--- Start Provided information ---
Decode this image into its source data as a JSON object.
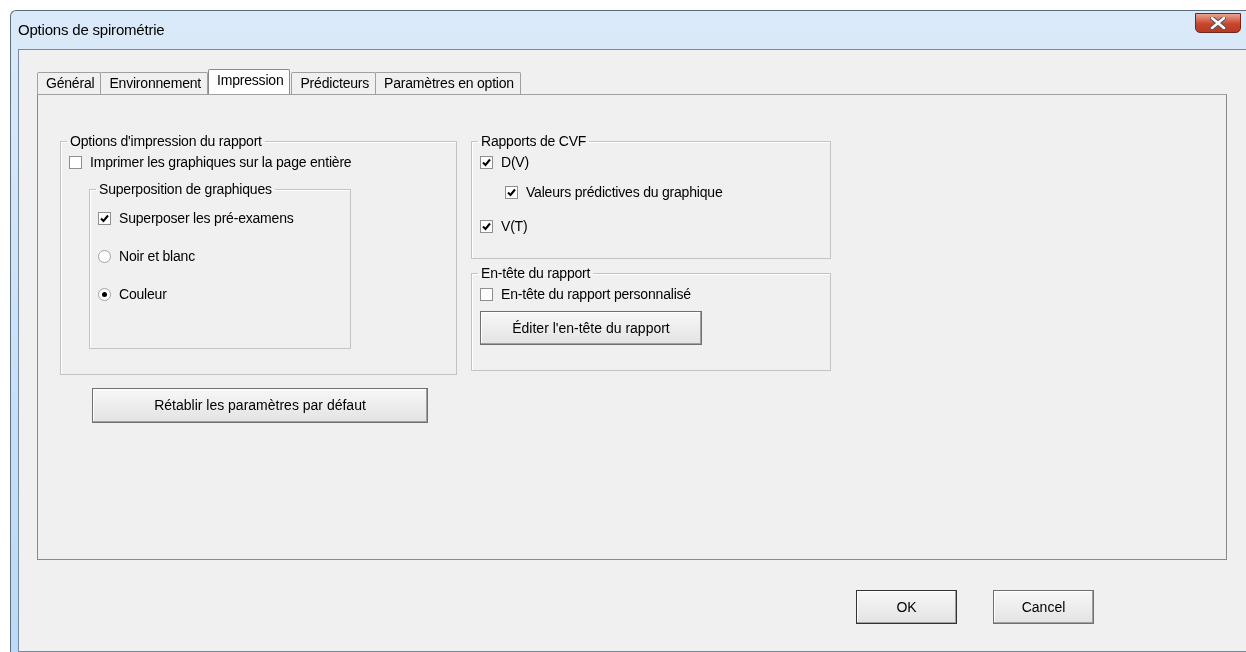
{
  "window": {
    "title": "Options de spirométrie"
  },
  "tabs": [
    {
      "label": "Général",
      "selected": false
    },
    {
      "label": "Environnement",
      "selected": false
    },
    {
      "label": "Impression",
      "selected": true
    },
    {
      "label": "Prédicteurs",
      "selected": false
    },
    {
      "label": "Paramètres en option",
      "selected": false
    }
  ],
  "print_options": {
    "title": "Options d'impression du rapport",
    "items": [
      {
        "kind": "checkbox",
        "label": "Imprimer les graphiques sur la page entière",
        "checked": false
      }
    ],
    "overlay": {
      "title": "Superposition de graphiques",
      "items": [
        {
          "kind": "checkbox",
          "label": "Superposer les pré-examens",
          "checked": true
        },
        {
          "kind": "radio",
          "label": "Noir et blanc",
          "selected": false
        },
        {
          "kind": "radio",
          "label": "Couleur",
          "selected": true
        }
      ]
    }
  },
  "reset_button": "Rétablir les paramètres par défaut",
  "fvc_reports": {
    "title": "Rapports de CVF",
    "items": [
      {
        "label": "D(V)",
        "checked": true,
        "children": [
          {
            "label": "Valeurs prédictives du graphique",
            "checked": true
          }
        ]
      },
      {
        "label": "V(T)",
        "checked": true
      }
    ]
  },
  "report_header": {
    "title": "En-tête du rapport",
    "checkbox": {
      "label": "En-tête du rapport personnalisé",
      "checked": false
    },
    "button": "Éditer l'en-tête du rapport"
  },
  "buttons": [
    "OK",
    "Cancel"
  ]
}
--- End Provided information ---
Directions: Make an exact copy of the data above, pictures excluded.

Solution for this task:
Decode this image into its source data as a JSON object.
{
  "window": {
    "title": "Options de spirométrie"
  },
  "tabs": [
    {
      "label": "Général",
      "selected": false
    },
    {
      "label": "Environnement",
      "selected": false
    },
    {
      "label": "Impression",
      "selected": true
    },
    {
      "label": "Prédicteurs",
      "selected": false
    },
    {
      "label": "Paramètres en option",
      "selected": false
    }
  ],
  "print_options": {
    "title": "Options d'impression du rapport",
    "items": [
      {
        "kind": "checkbox",
        "label": "Imprimer les graphiques sur la page entière",
        "checked": false
      }
    ],
    "overlay": {
      "title": "Superposition de graphiques",
      "items": [
        {
          "kind": "checkbox",
          "label": "Superposer les pré-examens",
          "checked": true
        },
        {
          "kind": "radio",
          "label": "Noir et blanc",
          "selected": false
        },
        {
          "kind": "radio",
          "label": "Couleur",
          "selected": true
        }
      ]
    }
  },
  "reset_button": "Rétablir les paramètres par défaut",
  "fvc_reports": {
    "title": "Rapports de CVF",
    "items": [
      {
        "label": "D(V)",
        "checked": true,
        "children": [
          {
            "label": "Valeurs prédictives du graphique",
            "checked": true
          }
        ]
      },
      {
        "label": "V(T)",
        "checked": true
      }
    ]
  },
  "report_header": {
    "title": "En-tête du rapport",
    "checkbox": {
      "label": "En-tête du rapport personnalisé",
      "checked": false
    },
    "button": "Éditer l'en-tête du rapport"
  },
  "buttons": [
    "OK",
    "Cancel"
  ]
}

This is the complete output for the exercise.